*Task details*.
Every line of the material is to be quoted verbatim, minus the pictures.

*Material*.
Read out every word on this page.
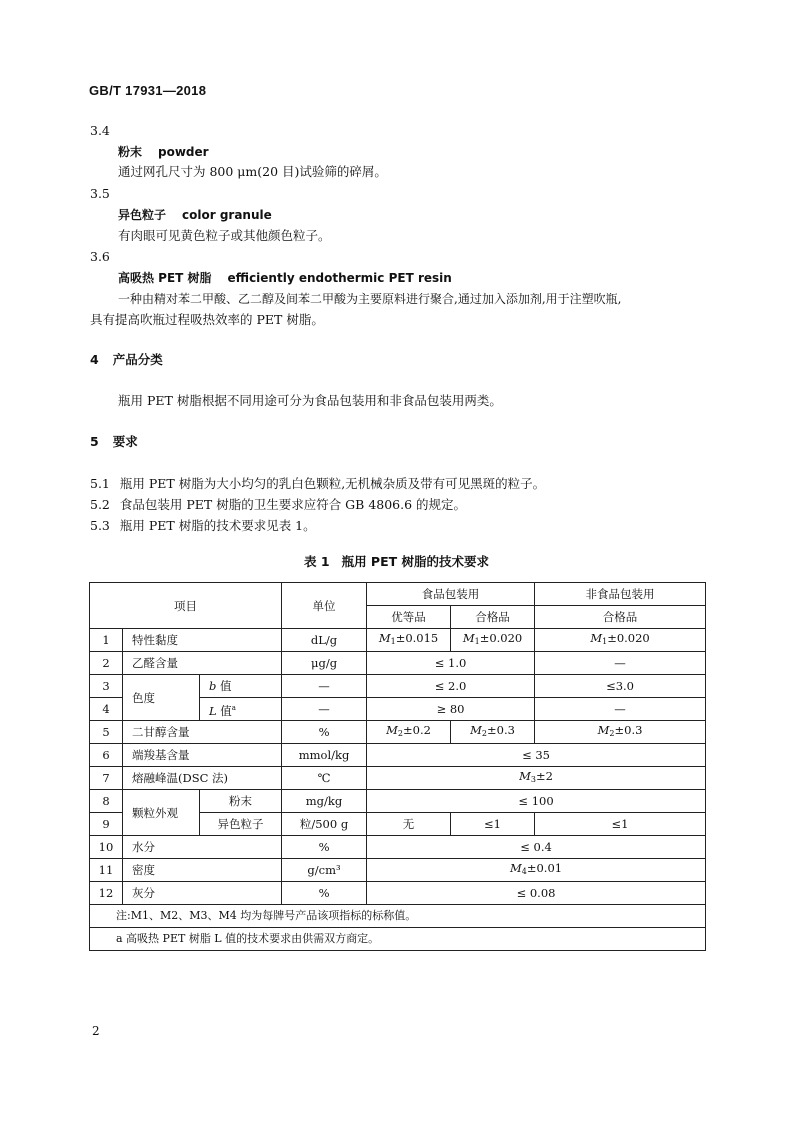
GB/T 17931—2018
3.4
粉末 powder
通过网孔尺寸为 800 μm(20 目)试验筛的碎屑。
3.5
异色粒子 color granule
有肉眼可见黄色粒子或其他颜色粒子。
3.6
高吸热 PET 树脂 efficiently endothermic PET resin
一种由精对苯二甲酸、乙二醇及间苯二甲酸为主要原料进行聚合,通过加入添加剂,用于注塑吹瓶,
具有提高吹瓶过程吸热效率的 PET 树脂。
4 产品分类
瓶用 PET 树脂根据不同用途可分为食品包装用和非食品包装用两类。
5 要求
5.1 瓶用 PET 树脂为大小均匀的乳白色颗粒,无机械杂质及带有可见黑斑的粒子。
5.2 食品包装用 PET 树脂的卫生要求应符合 GB 4806.6 的规定。
5.3 瓶用 PET 树脂的技术要求见表 1。
表 1 瓶用 PET 树脂的技术要求
项目			单位	食品包装用		非食品包装用
				优等品	合格品	合格品
1	特性黏度		dL/g	$M_1\pm 0.015$	$M_1\pm 0.020$	$M_1\pm 0.020$
2	乙醛含量		μg/g	≤ 1.0		—
3	色度	b 值	—	≤ 2.0		≤3.0
4		L 值$^a$	—	≥ 80		—
5	二甘醇含量		%	$M_2\pm 0.2$	$M_2\pm 0.3$	$M_2\pm 0.3$
6	端羧基含量		mmol/kg	≤ 35		
7	熔融峰温(DSC 法)		℃	$M_3\pm 2$		
8	颗粒外观	粉末	mg/kg	≤ 100		
9		异色粒子	粒/500 g	无	≤1	≤1
10	水分		%	≤ 0.4		
11	密度		g/cm³	$M_4\pm 0.01$		
12	灰分		%	≤ 0.08		
注:M1、M2、M3、M4 均为每牌号产品该项指标的标称值。						
a 高吸热 PET 树脂 L 值的技术要求由供需双方商定。						
2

*Completed exercise*.
Read out every word on this page.
GB/T 17931—2018
3.4
粉末 powder
通过网孔尺寸为 800 μm(20 目)试验筛的碎屑。
3.5
异色粒子 color granule
有肉眼可见黄色粒子或其他颜色粒子。
3.6
高吸热 PET 树脂 efficiently endothermic PET resin
一种由精对苯二甲酸、乙二醇及间苯二甲酸为主要原料进行聚合,通过加入添加剂,用于注塑吹瓶,
具有提高吹瓶过程吸热效率的 PET 树脂。
4 产品分类
瓶用 PET 树脂根据不同用途可分为食品包装用和非食品包装用两类。
5 要求
5.1 瓶用 PET 树脂为大小均匀的乳白色颗粒,无机械杂质及带有可见黑斑的粒子。
5.2 食品包装用 PET 树脂的卫生要求应符合 GB 4806.6 的规定。
5.3 瓶用 PET 树脂的技术要求见表 1。
表 1 瓶用 PET 树脂的技术要求
项目			单位	食品包装用		非食品包装用
				优等品	合格品	合格品
1	特性黏度		dL/g	$M_1\pm 0.015$	$M_1\pm 0.020$	$M_1\pm 0.020$
2	乙醛含量		μg/g	≤ 1.0		—
3	色度	b 值	—	≤ 2.0		≤3.0
4		L 值$^a$	—	≥ 80		—
5	二甘醇含量		%	$M_2\pm 0.2$	$M_2\pm 0.3$	$M_2\pm 0.3$
6	端羧基含量		mmol/kg	≤ 35		
7	熔融峰温(DSC 法)		℃	$M_3\pm 2$		
8	颗粒外观	粉末	mg/kg	≤ 100		
9		异色粒子	粒/500 g	无	≤1	≤1
10	水分		%	≤ 0.4		
11	密度		g/cm³	$M_4\pm 0.01$		
12	灰分		%	≤ 0.08		
注:M1、M2、M3、M4 均为每牌号产品该项指标的标称值。						
a 高吸热 PET 树脂 L 值的技术要求由供需双方商定。						
2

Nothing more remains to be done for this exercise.